#### Exercise instructions:
A – Excluding the web link, name every software tool, programming language, or framework that the development log mentions by name.
B – Set down the development log word for word, everything from "I wanted, from" down to "by Perfect Memory.".

#### Text passage:
%%
I have one week to complete the project, at the moment I am writing those lines, we are the 11th of December and have until the 18th to send it.
The first thing I need to do is to create my GitHub repository. After that (and updated my Rubymine license), I began looking around the web to find more informations about Ruby APIs. I found a first interesting article : https://www.synbioz.com/blog/tech/api-ruby-rails-gem-grape. I also found on GitHub may interesting and already done APIs to calculate the Fibonacci sequence, however I preferred not to look at them in the first time, but it was kind of cool to know that it exists if needed in the future and to compare, once my API will be done, if my performances are OK or not.
I wanted, from the beginning, to implement tests, and maybe a CI pipeline in GitHub, so I also looked information about this.
I chose from the beginning to do it in Ruby, mainly because I did a few projects using Ruby, I think it is a great language and mostly because it is used by Perfect Memory.
This night, I also decided which git workflow I will be using (Git Feature branch Workflow).
Most of the researches I made to find out how to make an API using Ruby, I ended up on articles about Rails, and sometimes about Sinatra. I have already made 2 projects using Rails, and I know that a lot of its features will not be useful, and as it is a whole framework, it can be heavy for this project. Sinatra is much more lightweight than Rails, and easier, so I decided to use it. Sinatra's GitHub repository
Finally this day I also created a new project on GitHub to decompose the project and have a good vision of the things to do.
I updated the API to return the number at the end of the Fibonacci sequence when the user asks the route '/api/v1/fibonacci/:number'.
It is a very basic version, and it will be upgraded after.
%%
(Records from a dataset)
%%
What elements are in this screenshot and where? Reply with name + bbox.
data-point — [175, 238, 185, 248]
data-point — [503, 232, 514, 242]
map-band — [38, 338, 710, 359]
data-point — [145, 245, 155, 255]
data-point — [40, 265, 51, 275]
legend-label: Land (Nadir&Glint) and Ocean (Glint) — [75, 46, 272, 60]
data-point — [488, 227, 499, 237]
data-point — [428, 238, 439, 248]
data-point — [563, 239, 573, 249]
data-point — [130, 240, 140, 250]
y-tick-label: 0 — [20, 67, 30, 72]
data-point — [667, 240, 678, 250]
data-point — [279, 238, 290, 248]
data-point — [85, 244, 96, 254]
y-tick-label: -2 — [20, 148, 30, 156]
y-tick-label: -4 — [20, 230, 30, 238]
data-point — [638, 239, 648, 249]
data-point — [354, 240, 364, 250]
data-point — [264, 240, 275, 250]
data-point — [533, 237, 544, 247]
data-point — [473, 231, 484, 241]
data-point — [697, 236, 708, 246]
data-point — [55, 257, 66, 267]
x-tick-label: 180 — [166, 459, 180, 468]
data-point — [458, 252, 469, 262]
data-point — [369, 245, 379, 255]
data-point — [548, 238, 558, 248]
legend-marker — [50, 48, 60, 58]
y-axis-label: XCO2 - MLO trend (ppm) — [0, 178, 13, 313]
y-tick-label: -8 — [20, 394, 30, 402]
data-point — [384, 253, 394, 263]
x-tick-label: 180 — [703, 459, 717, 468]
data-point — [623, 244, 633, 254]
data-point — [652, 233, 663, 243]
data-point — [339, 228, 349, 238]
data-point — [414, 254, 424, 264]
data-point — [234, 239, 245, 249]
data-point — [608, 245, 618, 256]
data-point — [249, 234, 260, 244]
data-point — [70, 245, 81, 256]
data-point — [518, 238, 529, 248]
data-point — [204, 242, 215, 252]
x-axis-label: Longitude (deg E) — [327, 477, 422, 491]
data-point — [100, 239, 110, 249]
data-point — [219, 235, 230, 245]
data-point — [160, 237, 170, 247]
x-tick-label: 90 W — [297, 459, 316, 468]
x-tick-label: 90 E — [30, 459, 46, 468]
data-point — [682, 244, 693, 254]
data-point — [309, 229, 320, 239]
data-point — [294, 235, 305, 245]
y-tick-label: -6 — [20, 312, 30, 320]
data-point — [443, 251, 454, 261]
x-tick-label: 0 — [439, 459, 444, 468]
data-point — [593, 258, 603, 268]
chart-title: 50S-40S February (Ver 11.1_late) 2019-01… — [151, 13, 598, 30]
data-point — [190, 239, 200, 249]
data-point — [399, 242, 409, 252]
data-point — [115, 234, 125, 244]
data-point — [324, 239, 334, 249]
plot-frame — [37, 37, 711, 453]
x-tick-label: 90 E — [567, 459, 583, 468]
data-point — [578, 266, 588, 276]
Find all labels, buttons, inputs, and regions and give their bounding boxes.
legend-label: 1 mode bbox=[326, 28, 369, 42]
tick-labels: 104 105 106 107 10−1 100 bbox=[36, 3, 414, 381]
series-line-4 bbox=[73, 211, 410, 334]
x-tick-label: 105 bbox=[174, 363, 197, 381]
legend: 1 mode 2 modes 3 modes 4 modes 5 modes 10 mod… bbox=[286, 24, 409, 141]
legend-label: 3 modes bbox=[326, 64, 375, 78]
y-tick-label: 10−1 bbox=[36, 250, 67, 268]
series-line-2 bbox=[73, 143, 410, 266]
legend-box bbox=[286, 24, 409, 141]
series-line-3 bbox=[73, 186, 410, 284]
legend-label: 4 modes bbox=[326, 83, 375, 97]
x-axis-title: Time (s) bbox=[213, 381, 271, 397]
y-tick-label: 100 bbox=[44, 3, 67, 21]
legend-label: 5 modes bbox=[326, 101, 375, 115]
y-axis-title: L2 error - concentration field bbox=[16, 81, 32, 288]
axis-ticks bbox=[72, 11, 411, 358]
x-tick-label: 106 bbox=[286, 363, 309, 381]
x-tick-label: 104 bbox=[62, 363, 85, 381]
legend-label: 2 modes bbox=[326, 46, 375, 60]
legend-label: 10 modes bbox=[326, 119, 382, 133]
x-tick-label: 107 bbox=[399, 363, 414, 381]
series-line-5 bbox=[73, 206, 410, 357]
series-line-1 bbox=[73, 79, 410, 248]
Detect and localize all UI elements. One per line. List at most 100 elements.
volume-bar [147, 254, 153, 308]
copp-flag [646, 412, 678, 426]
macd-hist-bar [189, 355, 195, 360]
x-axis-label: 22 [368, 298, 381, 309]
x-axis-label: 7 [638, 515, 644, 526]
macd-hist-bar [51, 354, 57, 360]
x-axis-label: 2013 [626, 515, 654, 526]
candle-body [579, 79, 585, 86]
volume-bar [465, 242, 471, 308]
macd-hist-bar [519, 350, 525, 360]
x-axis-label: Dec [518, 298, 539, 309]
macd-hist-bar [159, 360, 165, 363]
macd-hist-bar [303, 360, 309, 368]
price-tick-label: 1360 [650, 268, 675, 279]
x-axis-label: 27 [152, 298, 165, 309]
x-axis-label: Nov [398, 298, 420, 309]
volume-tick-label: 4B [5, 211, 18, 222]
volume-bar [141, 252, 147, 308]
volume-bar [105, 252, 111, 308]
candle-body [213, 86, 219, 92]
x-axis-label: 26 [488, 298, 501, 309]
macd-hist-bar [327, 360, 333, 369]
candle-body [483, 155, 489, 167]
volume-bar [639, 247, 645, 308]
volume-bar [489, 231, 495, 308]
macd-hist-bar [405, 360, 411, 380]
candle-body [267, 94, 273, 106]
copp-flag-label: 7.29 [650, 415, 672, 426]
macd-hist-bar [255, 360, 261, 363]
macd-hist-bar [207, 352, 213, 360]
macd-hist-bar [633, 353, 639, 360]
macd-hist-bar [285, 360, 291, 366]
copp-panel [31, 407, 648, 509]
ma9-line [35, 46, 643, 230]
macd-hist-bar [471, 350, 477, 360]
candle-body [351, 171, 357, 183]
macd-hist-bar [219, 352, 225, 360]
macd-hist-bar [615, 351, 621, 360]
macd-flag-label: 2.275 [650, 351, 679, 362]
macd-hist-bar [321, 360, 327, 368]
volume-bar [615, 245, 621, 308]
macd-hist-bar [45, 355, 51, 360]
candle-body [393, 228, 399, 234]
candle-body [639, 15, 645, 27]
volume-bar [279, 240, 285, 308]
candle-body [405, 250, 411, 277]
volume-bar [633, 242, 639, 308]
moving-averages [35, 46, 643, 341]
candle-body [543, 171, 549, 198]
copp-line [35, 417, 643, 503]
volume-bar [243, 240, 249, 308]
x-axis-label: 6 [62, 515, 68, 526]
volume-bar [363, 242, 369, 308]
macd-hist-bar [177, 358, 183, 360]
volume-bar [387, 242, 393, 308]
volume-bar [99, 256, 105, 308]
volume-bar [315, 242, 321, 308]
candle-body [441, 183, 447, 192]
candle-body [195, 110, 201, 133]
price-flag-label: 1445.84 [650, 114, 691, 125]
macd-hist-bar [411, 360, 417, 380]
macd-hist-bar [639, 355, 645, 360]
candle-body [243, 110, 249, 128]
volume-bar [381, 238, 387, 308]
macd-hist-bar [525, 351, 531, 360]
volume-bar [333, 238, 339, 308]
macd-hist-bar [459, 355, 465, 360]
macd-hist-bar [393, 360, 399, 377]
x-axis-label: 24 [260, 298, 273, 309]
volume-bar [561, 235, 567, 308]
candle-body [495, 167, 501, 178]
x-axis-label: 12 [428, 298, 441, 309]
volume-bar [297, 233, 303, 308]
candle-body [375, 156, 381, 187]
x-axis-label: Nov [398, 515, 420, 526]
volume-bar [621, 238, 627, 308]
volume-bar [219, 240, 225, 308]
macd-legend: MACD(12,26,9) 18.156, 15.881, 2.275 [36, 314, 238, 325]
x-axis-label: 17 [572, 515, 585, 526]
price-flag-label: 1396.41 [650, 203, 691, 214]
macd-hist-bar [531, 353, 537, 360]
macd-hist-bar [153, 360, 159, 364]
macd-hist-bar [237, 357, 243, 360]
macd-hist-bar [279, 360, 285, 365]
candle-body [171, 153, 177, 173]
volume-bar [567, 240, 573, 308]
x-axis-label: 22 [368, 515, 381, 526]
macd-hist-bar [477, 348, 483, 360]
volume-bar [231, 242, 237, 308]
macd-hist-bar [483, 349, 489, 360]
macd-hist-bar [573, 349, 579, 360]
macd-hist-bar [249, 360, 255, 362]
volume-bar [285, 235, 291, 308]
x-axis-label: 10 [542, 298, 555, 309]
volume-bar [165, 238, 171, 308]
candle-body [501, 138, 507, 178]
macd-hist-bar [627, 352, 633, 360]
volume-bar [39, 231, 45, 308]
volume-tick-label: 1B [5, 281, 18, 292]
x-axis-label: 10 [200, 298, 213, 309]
%%
#### Solution list:
A – GitHub, Rubymine, Ruby, Git, Rails, Sinatra

B –
I wanted, from the beginning, to implement tests, and maybe a CI pipeline in GitHub, so I also looked information about this.
I chose from the beginning to do it in Ruby, mainly because I did a few projects using Ruby, I think it is a great language and mostly because it is used by Perfect Memory.